[Entries from a dataset]
* * *

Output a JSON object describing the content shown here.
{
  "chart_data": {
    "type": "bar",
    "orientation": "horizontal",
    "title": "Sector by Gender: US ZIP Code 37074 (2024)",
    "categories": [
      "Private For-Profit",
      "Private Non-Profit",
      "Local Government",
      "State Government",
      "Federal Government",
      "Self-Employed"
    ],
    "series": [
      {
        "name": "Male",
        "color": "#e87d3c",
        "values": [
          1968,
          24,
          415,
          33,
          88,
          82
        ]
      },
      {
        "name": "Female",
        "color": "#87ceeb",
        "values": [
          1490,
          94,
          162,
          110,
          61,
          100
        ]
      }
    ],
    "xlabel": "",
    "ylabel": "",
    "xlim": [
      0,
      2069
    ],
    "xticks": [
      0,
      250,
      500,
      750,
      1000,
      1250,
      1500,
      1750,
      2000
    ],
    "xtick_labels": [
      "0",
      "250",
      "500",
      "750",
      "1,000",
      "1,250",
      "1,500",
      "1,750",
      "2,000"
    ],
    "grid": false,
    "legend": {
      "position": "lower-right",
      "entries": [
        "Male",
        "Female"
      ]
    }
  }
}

* * *

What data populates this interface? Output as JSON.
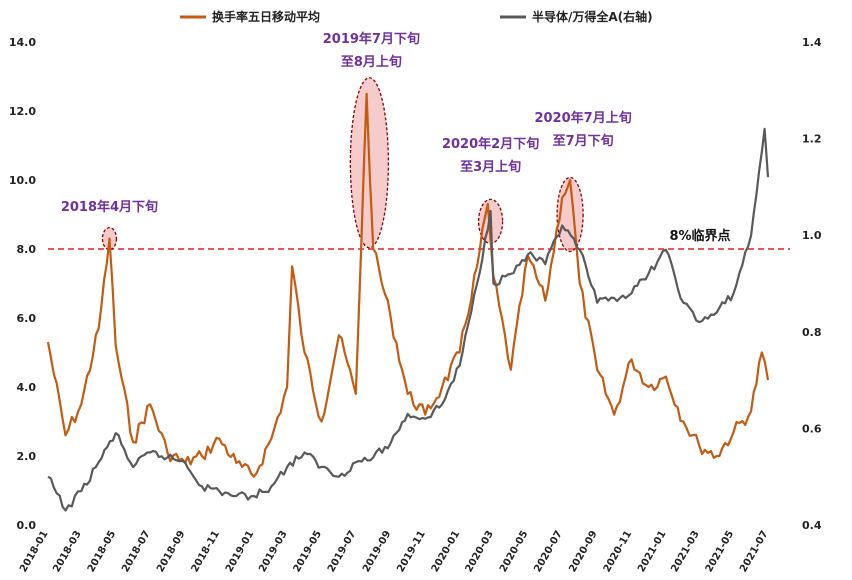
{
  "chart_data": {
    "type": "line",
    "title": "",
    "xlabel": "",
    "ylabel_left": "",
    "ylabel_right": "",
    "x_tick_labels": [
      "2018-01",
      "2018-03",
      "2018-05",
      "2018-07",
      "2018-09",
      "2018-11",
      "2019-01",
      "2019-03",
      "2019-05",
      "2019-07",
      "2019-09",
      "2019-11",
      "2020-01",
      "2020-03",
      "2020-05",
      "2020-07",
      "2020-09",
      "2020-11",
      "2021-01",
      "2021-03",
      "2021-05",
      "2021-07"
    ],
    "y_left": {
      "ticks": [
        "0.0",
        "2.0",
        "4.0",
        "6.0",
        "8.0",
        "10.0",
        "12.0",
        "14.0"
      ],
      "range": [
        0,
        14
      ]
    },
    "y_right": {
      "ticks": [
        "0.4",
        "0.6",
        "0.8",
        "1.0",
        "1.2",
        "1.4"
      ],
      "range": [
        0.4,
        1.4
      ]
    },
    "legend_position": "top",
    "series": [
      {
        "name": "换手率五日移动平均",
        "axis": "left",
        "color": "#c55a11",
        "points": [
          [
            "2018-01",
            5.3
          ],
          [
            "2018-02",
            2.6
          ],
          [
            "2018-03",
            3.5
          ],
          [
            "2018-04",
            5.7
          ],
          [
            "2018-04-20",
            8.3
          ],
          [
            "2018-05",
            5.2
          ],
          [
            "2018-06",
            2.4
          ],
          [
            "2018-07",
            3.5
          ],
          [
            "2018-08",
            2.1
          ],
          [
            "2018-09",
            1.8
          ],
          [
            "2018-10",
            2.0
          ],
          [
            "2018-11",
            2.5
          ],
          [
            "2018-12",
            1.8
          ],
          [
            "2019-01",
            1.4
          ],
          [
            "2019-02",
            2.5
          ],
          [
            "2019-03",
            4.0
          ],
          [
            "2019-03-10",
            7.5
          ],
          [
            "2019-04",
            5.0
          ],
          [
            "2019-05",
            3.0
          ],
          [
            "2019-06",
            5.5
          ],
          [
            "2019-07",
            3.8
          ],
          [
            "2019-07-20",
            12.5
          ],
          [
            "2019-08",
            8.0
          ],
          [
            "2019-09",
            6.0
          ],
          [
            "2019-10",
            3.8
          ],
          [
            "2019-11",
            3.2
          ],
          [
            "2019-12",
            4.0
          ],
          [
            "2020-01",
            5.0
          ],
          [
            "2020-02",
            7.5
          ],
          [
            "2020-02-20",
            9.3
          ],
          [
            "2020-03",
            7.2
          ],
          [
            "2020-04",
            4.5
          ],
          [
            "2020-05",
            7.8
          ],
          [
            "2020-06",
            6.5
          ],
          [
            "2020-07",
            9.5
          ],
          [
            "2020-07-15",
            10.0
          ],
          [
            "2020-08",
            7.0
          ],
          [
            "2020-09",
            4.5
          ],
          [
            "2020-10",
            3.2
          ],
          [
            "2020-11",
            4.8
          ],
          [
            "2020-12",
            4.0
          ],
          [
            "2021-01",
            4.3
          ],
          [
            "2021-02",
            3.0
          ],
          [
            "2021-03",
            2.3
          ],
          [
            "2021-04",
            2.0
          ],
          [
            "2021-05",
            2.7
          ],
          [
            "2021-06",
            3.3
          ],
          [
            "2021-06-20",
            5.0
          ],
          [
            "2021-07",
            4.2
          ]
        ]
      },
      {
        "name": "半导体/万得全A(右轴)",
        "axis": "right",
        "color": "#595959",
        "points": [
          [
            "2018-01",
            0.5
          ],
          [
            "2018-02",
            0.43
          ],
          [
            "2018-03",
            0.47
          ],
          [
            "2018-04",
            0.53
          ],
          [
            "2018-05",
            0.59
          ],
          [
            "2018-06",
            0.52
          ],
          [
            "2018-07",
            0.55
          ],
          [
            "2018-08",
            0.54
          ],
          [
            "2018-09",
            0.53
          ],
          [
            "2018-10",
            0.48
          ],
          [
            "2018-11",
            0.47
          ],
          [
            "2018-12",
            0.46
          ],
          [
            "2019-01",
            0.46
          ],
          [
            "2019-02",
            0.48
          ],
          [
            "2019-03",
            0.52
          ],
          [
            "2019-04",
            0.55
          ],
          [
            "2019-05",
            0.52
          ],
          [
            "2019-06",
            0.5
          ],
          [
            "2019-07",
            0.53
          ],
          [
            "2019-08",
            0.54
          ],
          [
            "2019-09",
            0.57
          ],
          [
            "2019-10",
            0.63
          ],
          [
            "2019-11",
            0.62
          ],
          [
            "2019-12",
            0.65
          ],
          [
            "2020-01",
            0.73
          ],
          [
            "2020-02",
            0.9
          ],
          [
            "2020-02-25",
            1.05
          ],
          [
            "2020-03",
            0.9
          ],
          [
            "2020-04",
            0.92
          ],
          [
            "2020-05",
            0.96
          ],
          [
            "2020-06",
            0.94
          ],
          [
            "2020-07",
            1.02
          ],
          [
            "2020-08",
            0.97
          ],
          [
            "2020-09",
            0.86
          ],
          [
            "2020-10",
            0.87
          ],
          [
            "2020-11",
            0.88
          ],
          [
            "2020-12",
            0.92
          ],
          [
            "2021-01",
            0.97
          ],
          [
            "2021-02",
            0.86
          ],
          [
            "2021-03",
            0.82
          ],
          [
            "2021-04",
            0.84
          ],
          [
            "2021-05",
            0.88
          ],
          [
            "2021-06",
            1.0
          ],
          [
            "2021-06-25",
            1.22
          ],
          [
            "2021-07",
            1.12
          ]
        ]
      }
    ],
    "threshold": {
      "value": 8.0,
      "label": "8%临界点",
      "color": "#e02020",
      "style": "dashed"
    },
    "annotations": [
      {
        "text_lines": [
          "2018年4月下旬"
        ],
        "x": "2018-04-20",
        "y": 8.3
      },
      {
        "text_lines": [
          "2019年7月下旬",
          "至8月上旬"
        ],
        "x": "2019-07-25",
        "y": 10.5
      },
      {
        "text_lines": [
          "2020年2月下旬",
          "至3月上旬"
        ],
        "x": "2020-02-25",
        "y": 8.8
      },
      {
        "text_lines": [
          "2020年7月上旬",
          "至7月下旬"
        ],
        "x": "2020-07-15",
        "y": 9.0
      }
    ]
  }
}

* * *

The problem: Note how many lines in the listing above hold the string "Profit", then give only that figure.

Answer for the task: 2